## Start Listing

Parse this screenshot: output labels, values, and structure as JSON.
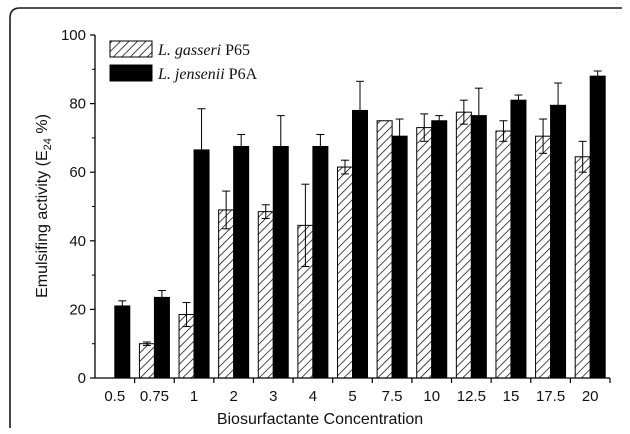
{
  "chart_data": {
    "type": "bar",
    "xlabel": "Biosurfactante Concentration",
    "ylabel_prefix": "Emulsifing activity (E",
    "ylabel_sub": "24",
    "ylabel_suffix": " %)",
    "ylim": [
      0,
      100
    ],
    "yticks": [
      0,
      20,
      40,
      60,
      80,
      100
    ],
    "categories": [
      "0.5",
      "0.75",
      "1",
      "2",
      "3",
      "4",
      "5",
      "7.5",
      "10",
      "12.5",
      "15",
      "17.5",
      "20"
    ],
    "legend_position": "top-left",
    "series": [
      {
        "name_italic": "L. gasseri",
        "name_rest": " P65",
        "pattern": "hatched",
        "values": [
          0,
          10,
          18.5,
          49,
          48.5,
          44.5,
          61.5,
          75,
          73,
          77.5,
          72,
          70.5,
          64.5
        ],
        "errors": [
          0,
          0.5,
          3.5,
          5.5,
          2,
          12,
          2,
          0,
          4,
          3.5,
          3,
          5,
          4.5
        ]
      },
      {
        "name_italic": "L. jensenii",
        "name_rest": " P6A",
        "pattern": "solid",
        "values": [
          21,
          23.5,
          66.5,
          67.5,
          67.5,
          67.5,
          78,
          70.5,
          75,
          76.5,
          81,
          79.5,
          88
        ],
        "errors": [
          1.5,
          2,
          12,
          3.5,
          9,
          3.5,
          8.5,
          5,
          1.5,
          8,
          1.5,
          6.5,
          1.5
        ]
      }
    ],
    "colors": {
      "hatched_fill": "#ffffff",
      "hatch_line": "#000000",
      "solid_fill": "#000000",
      "axis": "#000000"
    }
  }
}
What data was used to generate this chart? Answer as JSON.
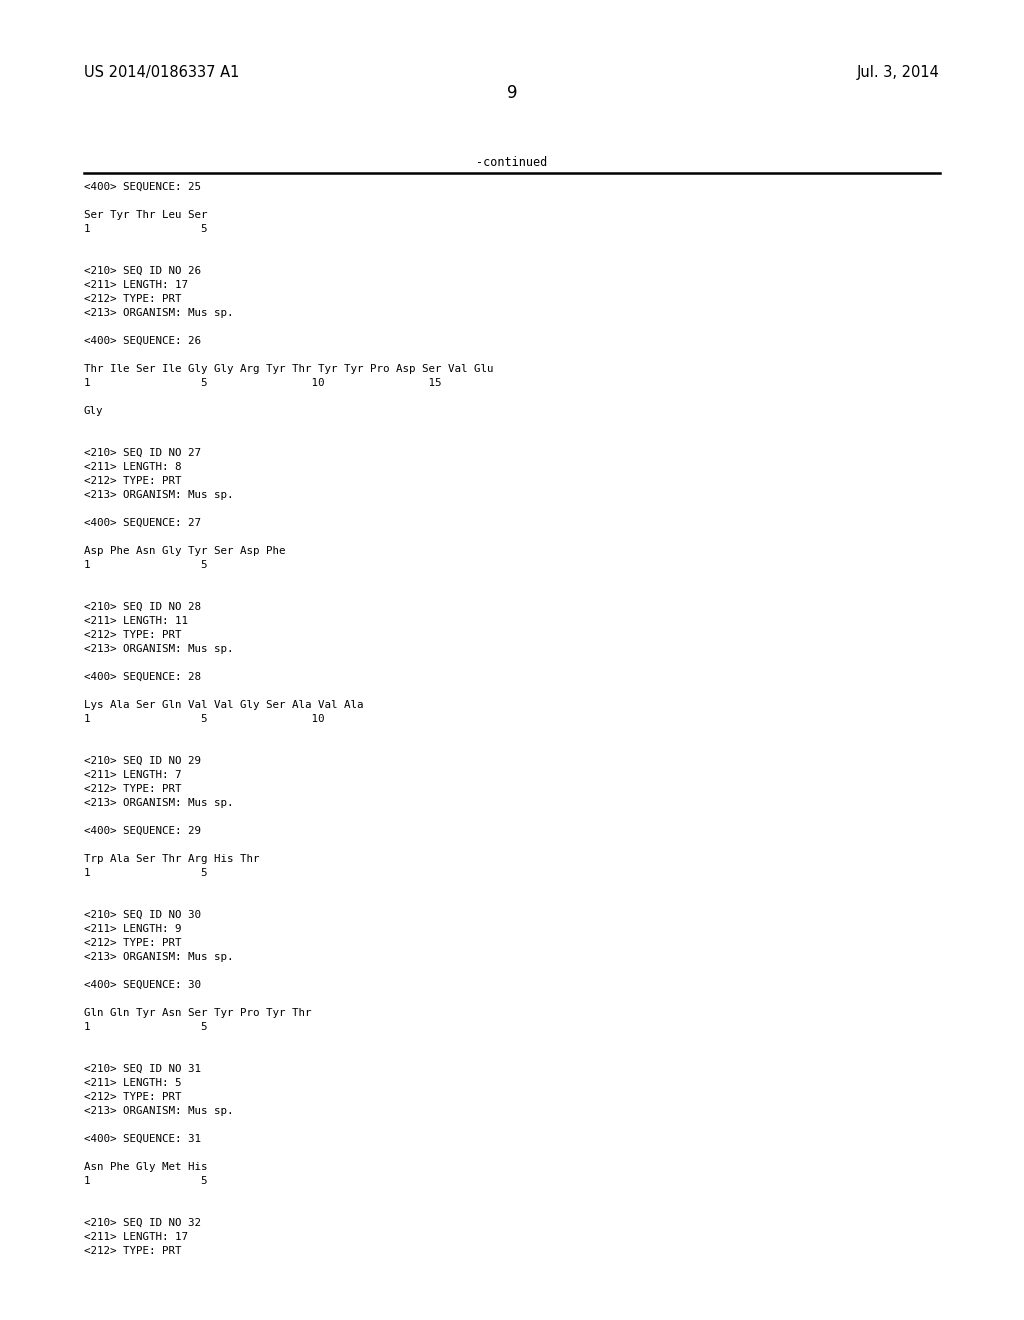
{
  "bg_color": "#ffffff",
  "header_left": "US 2014/0186337 A1",
  "header_right": "Jul. 3, 2014",
  "page_number": "9",
  "continued_text": "-continued",
  "content": [
    "<400> SEQUENCE: 25",
    "",
    "Ser Tyr Thr Leu Ser",
    "1                 5",
    "",
    "",
    "<210> SEQ ID NO 26",
    "<211> LENGTH: 17",
    "<212> TYPE: PRT",
    "<213> ORGANISM: Mus sp.",
    "",
    "<400> SEQUENCE: 26",
    "",
    "Thr Ile Ser Ile Gly Gly Arg Tyr Thr Tyr Tyr Pro Asp Ser Val Glu",
    "1                 5                10                15",
    "",
    "Gly",
    "",
    "",
    "<210> SEQ ID NO 27",
    "<211> LENGTH: 8",
    "<212> TYPE: PRT",
    "<213> ORGANISM: Mus sp.",
    "",
    "<400> SEQUENCE: 27",
    "",
    "Asp Phe Asn Gly Tyr Ser Asp Phe",
    "1                 5",
    "",
    "",
    "<210> SEQ ID NO 28",
    "<211> LENGTH: 11",
    "<212> TYPE: PRT",
    "<213> ORGANISM: Mus sp.",
    "",
    "<400> SEQUENCE: 28",
    "",
    "Lys Ala Ser Gln Val Val Gly Ser Ala Val Ala",
    "1                 5                10",
    "",
    "",
    "<210> SEQ ID NO 29",
    "<211> LENGTH: 7",
    "<212> TYPE: PRT",
    "<213> ORGANISM: Mus sp.",
    "",
    "<400> SEQUENCE: 29",
    "",
    "Trp Ala Ser Thr Arg His Thr",
    "1                 5",
    "",
    "",
    "<210> SEQ ID NO 30",
    "<211> LENGTH: 9",
    "<212> TYPE: PRT",
    "<213> ORGANISM: Mus sp.",
    "",
    "<400> SEQUENCE: 30",
    "",
    "Gln Gln Tyr Asn Ser Tyr Pro Tyr Thr",
    "1                 5",
    "",
    "",
    "<210> SEQ ID NO 31",
    "<211> LENGTH: 5",
    "<212> TYPE: PRT",
    "<213> ORGANISM: Mus sp.",
    "",
    "<400> SEQUENCE: 31",
    "",
    "Asn Phe Gly Met His",
    "1                 5",
    "",
    "",
    "<210> SEQ ID NO 32",
    "<211> LENGTH: 17",
    "<212> TYPE: PRT"
  ]
}
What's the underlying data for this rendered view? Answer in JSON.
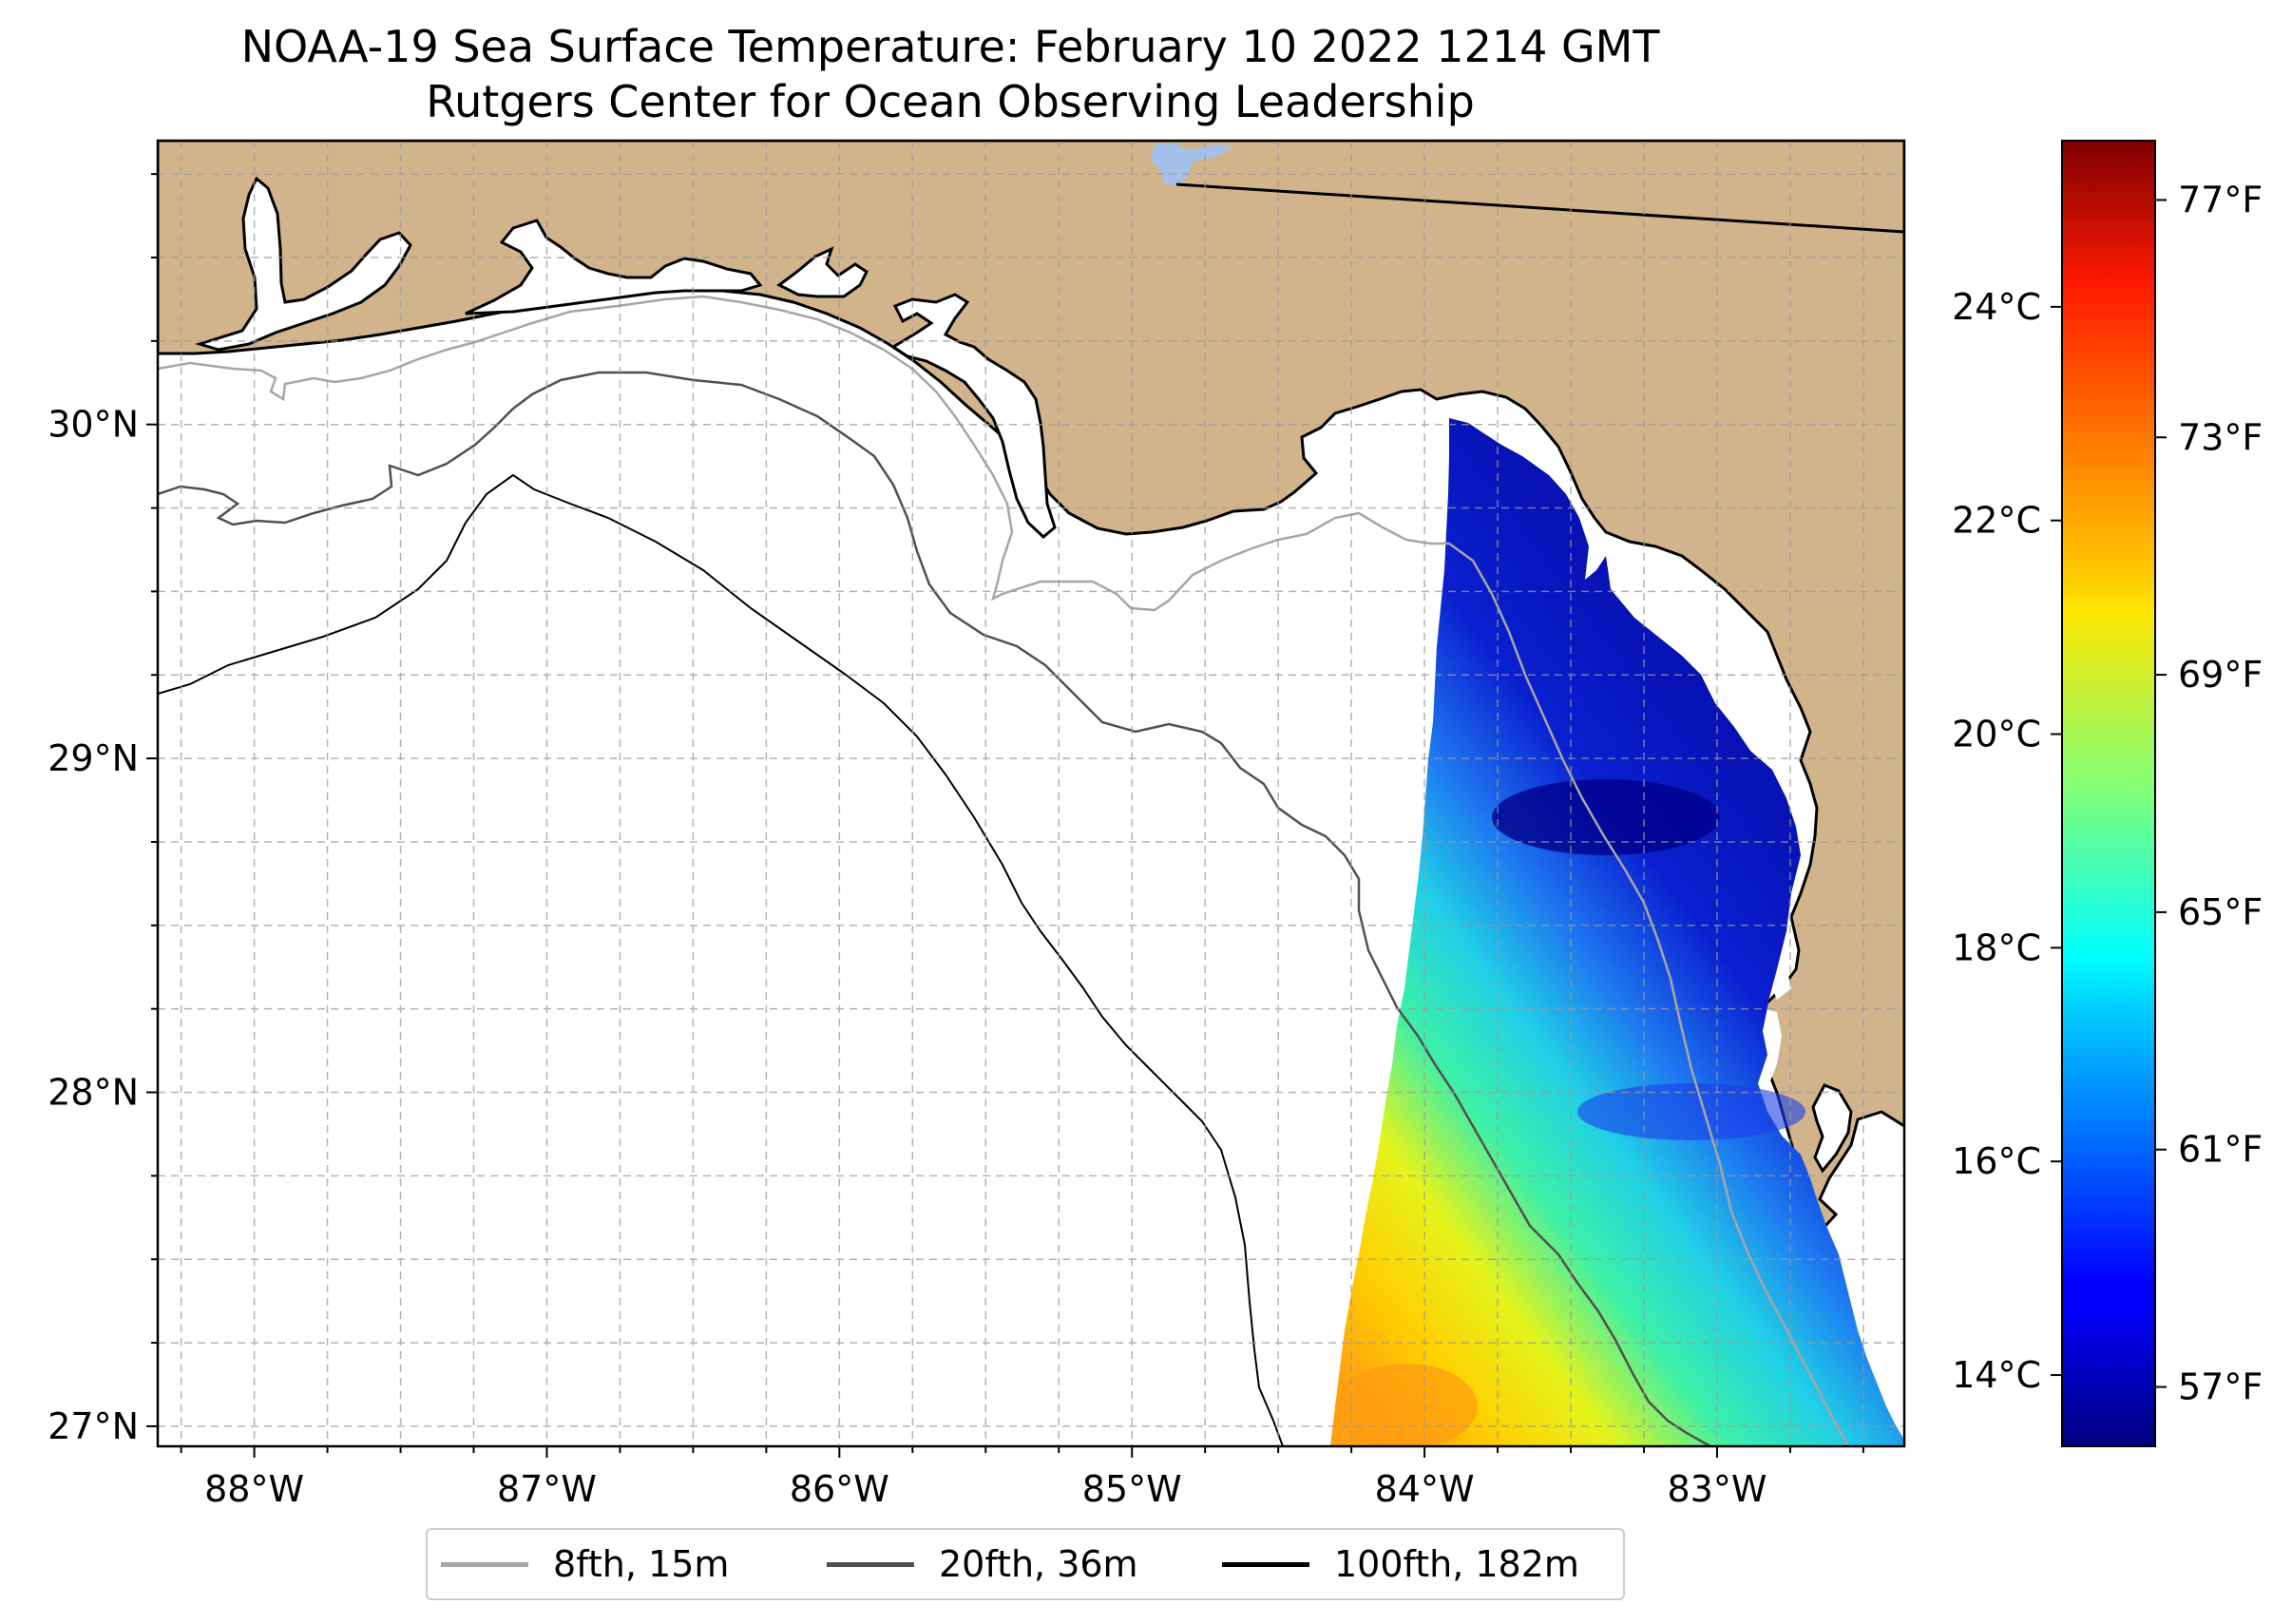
{
  "title": {
    "line1": "NOAA-19 Sea Surface Temperature: February 10 2022 1214 GMT",
    "line2": "Rutgers Center for Ocean Observing Leadership"
  },
  "map": {
    "lon_range": [
      -88.33,
      -82.36
    ],
    "lat_range": [
      26.94,
      30.85
    ],
    "land_color": "#d2b48c",
    "water_color": "#ffffff",
    "lake_color": "#a4c0e8",
    "grid": true,
    "x_ticks": [
      {
        "value": -88,
        "label": "88°W"
      },
      {
        "value": -87,
        "label": "87°W"
      },
      {
        "value": -86,
        "label": "86°W"
      },
      {
        "value": -85,
        "label": "85°W"
      },
      {
        "value": -84,
        "label": "84°W"
      },
      {
        "value": -83,
        "label": "83°W"
      }
    ],
    "y_ticks": [
      {
        "value": 30,
        "label": "30°N"
      },
      {
        "value": 29,
        "label": "29°N"
      },
      {
        "value": 28,
        "label": "28°N"
      },
      {
        "value": 27,
        "label": "27°N"
      }
    ]
  },
  "legend": {
    "items": [
      {
        "label": "8fth, 15m",
        "color": "#a6a6a6"
      },
      {
        "label": "20fth, 36m",
        "color": "#505050"
      },
      {
        "label": "100fth, 182m",
        "color": "#000000"
      }
    ],
    "placement": "bottom-center"
  },
  "colorbar": {
    "colormap": "jet",
    "celsius_ticks": [
      {
        "value": 24,
        "label": "24°C"
      },
      {
        "value": 22,
        "label": "22°C"
      },
      {
        "value": 20,
        "label": "20°C"
      },
      {
        "value": 18,
        "label": "18°C"
      },
      {
        "value": 16,
        "label": "16°C"
      },
      {
        "value": 14,
        "label": "14°C"
      }
    ],
    "fahrenheit_ticks": [
      {
        "value": 77,
        "label": "77°F"
      },
      {
        "value": 73,
        "label": "73°F"
      },
      {
        "value": 69,
        "label": "69°F"
      },
      {
        "value": 65,
        "label": "65°F"
      },
      {
        "value": 61,
        "label": "61°F"
      },
      {
        "value": 57,
        "label": "57°F"
      }
    ]
  }
}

## End Listing

## Exercise prompt
Quote every record above exactly, leaving out any pictures.

## Result for this exercise
Parse this screenshot: output labels, values, and structure as JSON.
{
  "chart_data": {
    "type": "bar",
    "xlabel": "Biosurfactante Concentration",
    "ylabel_prefix": "Emulsifing activity (E",
    "ylabel_sub": "24",
    "ylabel_suffix": " %)",
    "ylim": [
      0,
      100
    ],
    "yticks": [
      0,
      20,
      40,
      60,
      80,
      100
    ],
    "categories": [
      "0.5",
      "0.75",
      "1",
      "2",
      "3",
      "4",
      "5",
      "7.5",
      "10",
      "12.5",
      "15",
      "17.5",
      "20"
    ],
    "legend_position": "top-left",
    "series": [
      {
        "name_italic": "L. gasseri",
        "name_rest": " P65",
        "pattern": "hatched",
        "values": [
          0,
          10,
          18.5,
          49,
          48.5,
          44.5,
          61.5,
          75,
          73,
          77.5,
          72,
          70.5,
          64.5
        ],
        "errors": [
          0,
          0.5,
          3.5,
          5.5,
          2,
          12,
          2,
          0,
          4,
          3.5,
          3,
          5,
          4.5
        ]
      },
      {
        "name_italic": "L. jensenii",
        "name_rest": " P6A",
        "pattern": "solid",
        "values": [
          21,
          23.5,
          66.5,
          67.5,
          67.5,
          67.5,
          78,
          70.5,
          75,
          76.5,
          81,
          79.5,
          88
        ],
        "errors": [
          1.5,
          2,
          12,
          3.5,
          9,
          3.5,
          8.5,
          5,
          1.5,
          8,
          1.5,
          6.5,
          1.5
        ]
      }
    ],
    "colors": {
      "hatched_fill": "#ffffff",
      "hatch_line": "#000000",
      "solid_fill": "#000000",
      "axis": "#000000"
    }
  }
}
What data was used to generate this chart? Answer as JSON.
{
  "bg_color": "#ffffff",
  "header_left": "US 2014/0186337 A1",
  "header_right": "Jul. 3, 2014",
  "page_number": "9",
  "continued_text": "-continued",
  "content": [
    "<400> SEQUENCE: 25",
    "",
    "Ser Tyr Thr Leu Ser",
    "1                 5",
    "",
    "",
    "<210> SEQ ID NO 26",
    "<211> LENGTH: 17",
    "<212> TYPE: PRT",
    "<213> ORGANISM: Mus sp.",
    "",
    "<400> SEQUENCE: 26",
    "",
    "Thr Ile Ser Ile Gly Gly Arg Tyr Thr Tyr Tyr Pro Asp Ser Val Glu",
    "1                 5                10                15",
    "",
    "Gly",
    "",
    "",
    "<210> SEQ ID NO 27",
    "<211> LENGTH: 8",
    "<212> TYPE: PRT",
    "<213> ORGANISM: Mus sp.",
    "",
    "<400> SEQUENCE: 27",
    "",
    "Asp Phe Asn Gly Tyr Ser Asp Phe",
    "1                 5",
    "",
    "",
    "<210> SEQ ID NO 28",
    "<211> LENGTH: 11",
    "<212> TYPE: PRT",
    "<213> ORGANISM: Mus sp.",
    "",
    "<400> SEQUENCE: 28",
    "",
    "Lys Ala Ser Gln Val Val Gly Ser Ala Val Ala",
    "1                 5                10",
    "",
    "",
    "<210> SEQ ID NO 29",
    "<211> LENGTH: 7",
    "<212> TYPE: PRT",
    "<213> ORGANISM: Mus sp.",
    "",
    "<400> SEQUENCE: 29",
    "",
    "Trp Ala Ser Thr Arg His Thr",
    "1                 5",
    "",
    "",
    "<210> SEQ ID NO 30",
    "<211> LENGTH: 9",
    "<212> TYPE: PRT",
    "<213> ORGANISM: Mus sp.",
    "",
    "<400> SEQUENCE: 30",
    "",
    "Gln Gln Tyr Asn Ser Tyr Pro Tyr Thr",
    "1                 5",
    "",
    "",
    "<210> SEQ ID NO 31",
    "<211> LENGTH: 5",
    "<212> TYPE: PRT",
    "<213> ORGANISM: Mus sp.",
    "",
    "<400> SEQUENCE: 31",
    "",
    "Asn Phe Gly Met His",
    "1                 5",
    "",
    "",
    "<210> SEQ ID NO 32",
    "<211> LENGTH: 17",
    "<212> TYPE: PRT"
  ]
}
What's the underlying data for this rendered view? Answer in JSON.
{
  "title": {
    "line1": "NOAA-19 Sea Surface Temperature: February 10 2022 1214 GMT",
    "line2": "Rutgers Center for Ocean Observing Leadership"
  },
  "map": {
    "lon_range": [
      -88.33,
      -82.36
    ],
    "lat_range": [
      26.94,
      30.85
    ],
    "land_color": "#d2b48c",
    "water_color": "#ffffff",
    "lake_color": "#a4c0e8",
    "grid": true,
    "x_ticks": [
      {
        "value": -88,
        "label": "88°W"
      },
      {
        "value": -87,
        "label": "87°W"
      },
      {
        "value": -86,
        "label": "86°W"
      },
      {
        "value": -85,
        "label": "85°W"
      },
      {
        "value": -84,
        "label": "84°W"
      },
      {
        "value": -83,
        "label": "83°W"
      }
    ],
    "y_ticks": [
      {
        "value": 30,
        "label": "30°N"
      },
      {
        "value": 29,
        "label": "29°N"
      },
      {
        "value": 28,
        "label": "28°N"
      },
      {
        "value": 27,
        "label": "27°N"
      }
    ]
  },
  "legend": {
    "items": [
      {
        "label": "8fth, 15m",
        "color": "#a6a6a6"
      },
      {
        "label": "20fth, 36m",
        "color": "#505050"
      },
      {
        "label": "100fth, 182m",
        "color": "#000000"
      }
    ],
    "placement": "bottom-center"
  },
  "colorbar": {
    "colormap": "jet",
    "celsius_ticks": [
      {
        "value": 24,
        "label": "24°C"
      },
      {
        "value": 22,
        "label": "22°C"
      },
      {
        "value": 20,
        "label": "20°C"
      },
      {
        "value": 18,
        "label": "18°C"
      },
      {
        "value": 16,
        "label": "16°C"
      },
      {
        "value": 14,
        "label": "14°C"
      }
    ],
    "fahrenheit_ticks": [
      {
        "value": 77,
        "label": "77°F"
      },
      {
        "value": 73,
        "label": "73°F"
      },
      {
        "value": 69,
        "label": "69°F"
      },
      {
        "value": 65,
        "label": "65°F"
      },
      {
        "value": 61,
        "label": "61°F"
      },
      {
        "value": 57,
        "label": "57°F"
      }
    ]
  }
}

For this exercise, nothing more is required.